* Description of the task:
Return the records that follow, matching each one exactly.

:: Input ::

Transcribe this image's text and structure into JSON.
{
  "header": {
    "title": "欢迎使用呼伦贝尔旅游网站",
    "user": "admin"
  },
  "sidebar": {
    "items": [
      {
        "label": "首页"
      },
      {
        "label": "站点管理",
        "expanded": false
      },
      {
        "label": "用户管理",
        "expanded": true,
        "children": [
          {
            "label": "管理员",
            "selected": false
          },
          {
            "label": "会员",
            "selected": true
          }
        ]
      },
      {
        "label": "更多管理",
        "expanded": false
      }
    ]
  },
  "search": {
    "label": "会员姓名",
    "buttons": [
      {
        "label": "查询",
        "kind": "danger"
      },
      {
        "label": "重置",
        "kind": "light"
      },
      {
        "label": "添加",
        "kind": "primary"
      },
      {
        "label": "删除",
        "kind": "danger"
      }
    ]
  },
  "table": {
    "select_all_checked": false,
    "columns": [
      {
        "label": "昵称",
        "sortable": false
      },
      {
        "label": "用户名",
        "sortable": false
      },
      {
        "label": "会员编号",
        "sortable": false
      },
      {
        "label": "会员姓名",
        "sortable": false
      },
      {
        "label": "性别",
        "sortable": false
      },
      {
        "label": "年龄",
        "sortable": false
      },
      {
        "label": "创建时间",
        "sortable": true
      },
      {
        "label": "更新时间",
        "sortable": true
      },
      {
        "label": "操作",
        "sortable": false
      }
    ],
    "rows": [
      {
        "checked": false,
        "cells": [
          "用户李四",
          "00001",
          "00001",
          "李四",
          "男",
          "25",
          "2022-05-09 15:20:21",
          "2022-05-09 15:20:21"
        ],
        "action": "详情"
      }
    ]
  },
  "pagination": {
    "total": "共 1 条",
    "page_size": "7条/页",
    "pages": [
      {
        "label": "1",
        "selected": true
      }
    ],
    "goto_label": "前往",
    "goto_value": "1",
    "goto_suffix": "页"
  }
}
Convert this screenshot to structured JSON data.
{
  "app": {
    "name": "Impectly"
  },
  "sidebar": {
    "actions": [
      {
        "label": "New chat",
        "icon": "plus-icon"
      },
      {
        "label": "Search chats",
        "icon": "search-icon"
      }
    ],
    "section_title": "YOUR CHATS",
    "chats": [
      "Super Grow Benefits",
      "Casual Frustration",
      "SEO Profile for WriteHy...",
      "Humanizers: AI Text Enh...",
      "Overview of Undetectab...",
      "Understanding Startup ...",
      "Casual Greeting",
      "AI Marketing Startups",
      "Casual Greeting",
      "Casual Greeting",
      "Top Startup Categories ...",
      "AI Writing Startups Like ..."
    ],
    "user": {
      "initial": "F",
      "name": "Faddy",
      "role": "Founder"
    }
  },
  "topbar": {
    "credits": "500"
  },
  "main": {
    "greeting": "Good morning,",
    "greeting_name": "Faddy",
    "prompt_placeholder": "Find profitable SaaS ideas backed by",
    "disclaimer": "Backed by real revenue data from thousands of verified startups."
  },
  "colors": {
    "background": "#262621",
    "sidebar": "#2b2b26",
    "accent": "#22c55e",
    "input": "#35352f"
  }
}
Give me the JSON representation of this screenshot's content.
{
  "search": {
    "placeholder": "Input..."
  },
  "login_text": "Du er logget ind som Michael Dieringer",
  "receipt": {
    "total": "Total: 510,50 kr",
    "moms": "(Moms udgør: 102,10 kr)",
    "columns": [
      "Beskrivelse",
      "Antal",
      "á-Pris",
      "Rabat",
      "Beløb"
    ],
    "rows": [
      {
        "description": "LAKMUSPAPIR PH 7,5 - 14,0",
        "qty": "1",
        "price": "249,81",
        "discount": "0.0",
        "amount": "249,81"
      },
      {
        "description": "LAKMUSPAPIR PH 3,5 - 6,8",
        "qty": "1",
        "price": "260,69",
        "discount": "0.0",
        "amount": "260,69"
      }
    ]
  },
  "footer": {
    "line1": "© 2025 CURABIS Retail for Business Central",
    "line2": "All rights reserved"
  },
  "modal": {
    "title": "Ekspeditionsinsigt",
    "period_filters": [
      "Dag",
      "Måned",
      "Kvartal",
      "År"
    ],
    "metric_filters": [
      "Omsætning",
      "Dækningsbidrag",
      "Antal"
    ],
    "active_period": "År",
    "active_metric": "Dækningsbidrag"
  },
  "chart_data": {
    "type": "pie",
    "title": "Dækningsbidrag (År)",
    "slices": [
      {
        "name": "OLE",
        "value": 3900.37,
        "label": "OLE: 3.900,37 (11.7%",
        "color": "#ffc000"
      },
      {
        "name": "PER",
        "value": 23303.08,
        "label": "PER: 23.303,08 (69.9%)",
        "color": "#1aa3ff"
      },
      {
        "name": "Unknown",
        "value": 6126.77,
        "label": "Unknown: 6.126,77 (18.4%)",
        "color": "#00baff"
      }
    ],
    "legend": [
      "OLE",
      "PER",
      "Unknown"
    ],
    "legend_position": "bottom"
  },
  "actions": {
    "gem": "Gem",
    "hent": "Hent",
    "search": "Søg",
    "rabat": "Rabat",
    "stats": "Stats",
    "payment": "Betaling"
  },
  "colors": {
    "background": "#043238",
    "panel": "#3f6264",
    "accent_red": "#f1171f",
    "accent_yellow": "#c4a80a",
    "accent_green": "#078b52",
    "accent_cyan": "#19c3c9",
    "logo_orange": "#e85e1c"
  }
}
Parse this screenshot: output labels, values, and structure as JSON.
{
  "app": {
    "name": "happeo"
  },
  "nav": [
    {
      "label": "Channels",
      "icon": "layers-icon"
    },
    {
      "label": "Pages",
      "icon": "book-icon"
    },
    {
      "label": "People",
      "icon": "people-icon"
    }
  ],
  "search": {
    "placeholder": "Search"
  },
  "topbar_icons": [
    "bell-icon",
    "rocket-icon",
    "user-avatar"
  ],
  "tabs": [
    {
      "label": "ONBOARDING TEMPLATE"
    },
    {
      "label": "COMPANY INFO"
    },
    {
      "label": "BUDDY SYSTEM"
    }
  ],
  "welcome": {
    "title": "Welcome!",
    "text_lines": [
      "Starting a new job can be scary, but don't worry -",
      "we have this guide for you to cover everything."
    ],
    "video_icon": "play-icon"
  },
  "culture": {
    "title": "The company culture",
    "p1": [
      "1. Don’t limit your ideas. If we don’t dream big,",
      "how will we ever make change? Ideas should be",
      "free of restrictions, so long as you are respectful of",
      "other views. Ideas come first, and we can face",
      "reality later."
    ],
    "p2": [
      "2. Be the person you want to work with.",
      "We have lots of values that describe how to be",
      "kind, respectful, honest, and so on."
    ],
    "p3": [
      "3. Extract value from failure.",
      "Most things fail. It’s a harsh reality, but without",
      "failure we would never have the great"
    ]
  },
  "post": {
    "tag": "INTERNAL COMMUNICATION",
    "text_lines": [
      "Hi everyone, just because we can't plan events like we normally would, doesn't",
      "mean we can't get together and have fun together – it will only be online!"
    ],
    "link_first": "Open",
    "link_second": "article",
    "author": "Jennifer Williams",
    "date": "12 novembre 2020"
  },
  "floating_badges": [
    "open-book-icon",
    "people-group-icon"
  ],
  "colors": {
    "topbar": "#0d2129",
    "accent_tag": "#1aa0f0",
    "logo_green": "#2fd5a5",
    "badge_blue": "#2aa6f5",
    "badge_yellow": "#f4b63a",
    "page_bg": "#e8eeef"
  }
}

:::

* Exercise solution:
Transcribe this image's text and structure into JSON.
{
  "header": {
    "title": "欢迎使用呼伦贝尔旅游网站",
    "user": "admin"
  },
  "sidebar": {
    "items": [
      {
        "label": "首页"
      },
      {
        "label": "站点管理",
        "expanded": false
      },
      {
        "label": "用户管理",
        "expanded": true,
        "children": [
          {
            "label": "管理员",
            "selected": false
          },
          {
            "label": "会员",
            "selected": true
          }
        ]
      },
      {
        "label": "更多管理",
        "expanded": false
      }
    ]
  },
  "search": {
    "label": "会员姓名",
    "buttons": [
      {
        "label": "查询",
        "kind": "danger"
      },
      {
        "label": "重置",
        "kind": "light"
      },
      {
        "label": "添加",
        "kind": "primary"
      },
      {
        "label": "删除",
        "kind": "danger"
      }
    ]
  },
  "table": {
    "select_all_checked": false,
    "columns": [
      {
        "label": "昵称",
        "sortable": false
      },
      {
        "label": "用户名",
        "sortable": false
      },
      {
        "label": "会员编号",
        "sortable": false
      },
      {
        "label": "会员姓名",
        "sortable": false
      },
      {
        "label": "性别",
        "sortable": false
      },
      {
        "label": "年龄",
        "sortable": false
      },
      {
        "label": "创建时间",
        "sortable": true
      },
      {
        "label": "更新时间",
        "sortable": true
      },
      {
        "label": "操作",
        "sortable": false
      }
    ],
    "rows": [
      {
        "checked": false,
        "cells": [
          "用户李四",
          "00001",
          "00001",
          "李四",
          "男",
          "25",
          "2022-05-09 15:20:21",
          "2022-05-09 15:20:21"
        ],
        "action": "详情"
      }
    ]
  },
  "pagination": {
    "total": "共 1 条",
    "page_size": "7条/页",
    "pages": [
      {
        "label": "1",
        "selected": true
      }
    ],
    "goto_label": "前往",
    "goto_value": "1",
    "goto_suffix": "页"
  }
}
Convert this screenshot to structured JSON data.
{
  "app": {
    "name": "Impectly"
  },
  "sidebar": {
    "actions": [
      {
        "label": "New chat",
        "icon": "plus-icon"
      },
      {
        "label": "Search chats",
        "icon": "search-icon"
      }
    ],
    "section_title": "YOUR CHATS",
    "chats": [
      "Super Grow Benefits",
      "Casual Frustration",
      "SEO Profile for WriteHy...",
      "Humanizers: AI Text Enh...",
      "Overview of Undetectab...",
      "Understanding Startup ...",
      "Casual Greeting",
      "AI Marketing Startups",
      "Casual Greeting",
      "Casual Greeting",
      "Top Startup Categories ...",
      "AI Writing Startups Like ..."
    ],
    "user": {
      "initial": "F",
      "name": "Faddy",
      "role": "Founder"
    }
  },
  "topbar": {
    "credits": "500"
  },
  "main": {
    "greeting": "Good morning,",
    "greeting_name": "Faddy",
    "prompt_placeholder": "Find profitable SaaS ideas backed by",
    "disclaimer": "Backed by real revenue data from thousands of verified startups."
  },
  "colors": {
    "background": "#262621",
    "sidebar": "#2b2b26",
    "accent": "#22c55e",
    "input": "#35352f"
  }
}
Give me the JSON representation of this screenshot's content.
{
  "search": {
    "placeholder": "Input..."
  },
  "login_text": "Du er logget ind som Michael Dieringer",
  "receipt": {
    "total": "Total: 510,50 kr",
    "moms": "(Moms udgør: 102,10 kr)",
    "columns": [
      "Beskrivelse",
      "Antal",
      "á-Pris",
      "Rabat",
      "Beløb"
    ],
    "rows": [
      {
        "description": "LAKMUSPAPIR PH 7,5 - 14,0",
        "qty": "1",
        "price": "249,81",
        "discount": "0.0",
        "amount": "249,81"
      },
      {
        "description": "LAKMUSPAPIR PH 3,5 - 6,8",
        "qty": "1",
        "price": "260,69",
        "discount": "0.0",
        "amount": "260,69"
      }
    ]
  },
  "footer": {
    "line1": "© 2025 CURABIS Retail for Business Central",
    "line2": "All rights reserved"
  },
  "modal": {
    "title": "Ekspeditionsinsigt",
    "period_filters": [
      "Dag",
      "Måned",
      "Kvartal",
      "År"
    ],
    "metric_filters": [
      "Omsætning",
      "Dækningsbidrag",
      "Antal"
    ],
    "active_period": "År",
    "active_metric": "Dækningsbidrag"
  },
  "chart_data": {
    "type": "pie",
    "title": "Dækningsbidrag (År)",
    "slices": [
      {
        "name": "OLE",
        "value": 3900.37,
        "label": "OLE: 3.900,37 (11.7%",
        "color": "#ffc000"
      },
      {
        "name": "PER",
        "value": 23303.08,
        "label": "PER: 23.303,08 (69.9%)",
        "color": "#1aa3ff"
      },
      {
        "name": "Unknown",
        "value": 6126.77,
        "label": "Unknown: 6.126,77 (18.4%)",
        "color": "#00baff"
      }
    ],
    "legend": [
      "OLE",
      "PER",
      "Unknown"
    ],
    "legend_position": "bottom"
  },
  "actions": {
    "gem": "Gem",
    "hent": "Hent",
    "search": "Søg",
    "rabat": "Rabat",
    "stats": "Stats",
    "payment": "Betaling"
  },
  "colors": {
    "background": "#043238",
    "panel": "#3f6264",
    "accent_red": "#f1171f",
    "accent_yellow": "#c4a80a",
    "accent_green": "#078b52",
    "accent_cyan": "#19c3c9",
    "logo_orange": "#e85e1c"
  }
}
Parse this screenshot: output labels, values, and structure as JSON.
{
  "app": {
    "name": "happeo"
  },
  "nav": [
    {
      "label": "Channels",
      "icon": "layers-icon"
    },
    {
      "label": "Pages",
      "icon": "book-icon"
    },
    {
      "label": "People",
      "icon": "people-icon"
    }
  ],
  "search": {
    "placeholder": "Search"
  },
  "topbar_icons": [
    "bell-icon",
    "rocket-icon",
    "user-avatar"
  ],
  "tabs": [
    {
      "label": "ONBOARDING TEMPLATE"
    },
    {
      "label": "COMPANY INFO"
    },
    {
      "label": "BUDDY SYSTEM"
    }
  ],
  "welcome": {
    "title": "Welcome!",
    "text_lines": [
      "Starting a new job can be scary, but don't worry -",
      "we have this guide for you to cover everything."
    ],
    "video_icon": "play-icon"
  },
  "culture": {
    "title": "The company culture",
    "p1": [
      "1. Don’t limit your ideas. If we don’t dream big,",
      "how will we ever make change? Ideas should be",
      "free of restrictions, so long as you are respectful of",
      "other views. Ideas come first, and we can face",
      "reality later."
    ],
    "p2": [
      "2. Be the person you want to work with.",
      "We have lots of values that describe how to be",
      "kind, respectful, honest, and so on."
    ],
    "p3": [
      "3. Extract value from failure.",
      "Most things fail. It’s a harsh reality, but without",
      "failure we would never have the great"
    ]
  },
  "post": {
    "tag": "INTERNAL COMMUNICATION",
    "text_lines": [
      "Hi everyone, just because we can't plan events like we normally would, doesn't",
      "mean we can't get together and have fun together – it will only be online!"
    ],
    "link_first": "Open",
    "link_second": "article",
    "author": "Jennifer Williams",
    "date": "12 novembre 2020"
  },
  "floating_badges": [
    "open-book-icon",
    "people-group-icon"
  ],
  "colors": {
    "topbar": "#0d2129",
    "accent_tag": "#1aa0f0",
    "logo_green": "#2fd5a5",
    "badge_blue": "#2aa6f5",
    "badge_yellow": "#f4b63a",
    "page_bg": "#e8eeef"
  }
}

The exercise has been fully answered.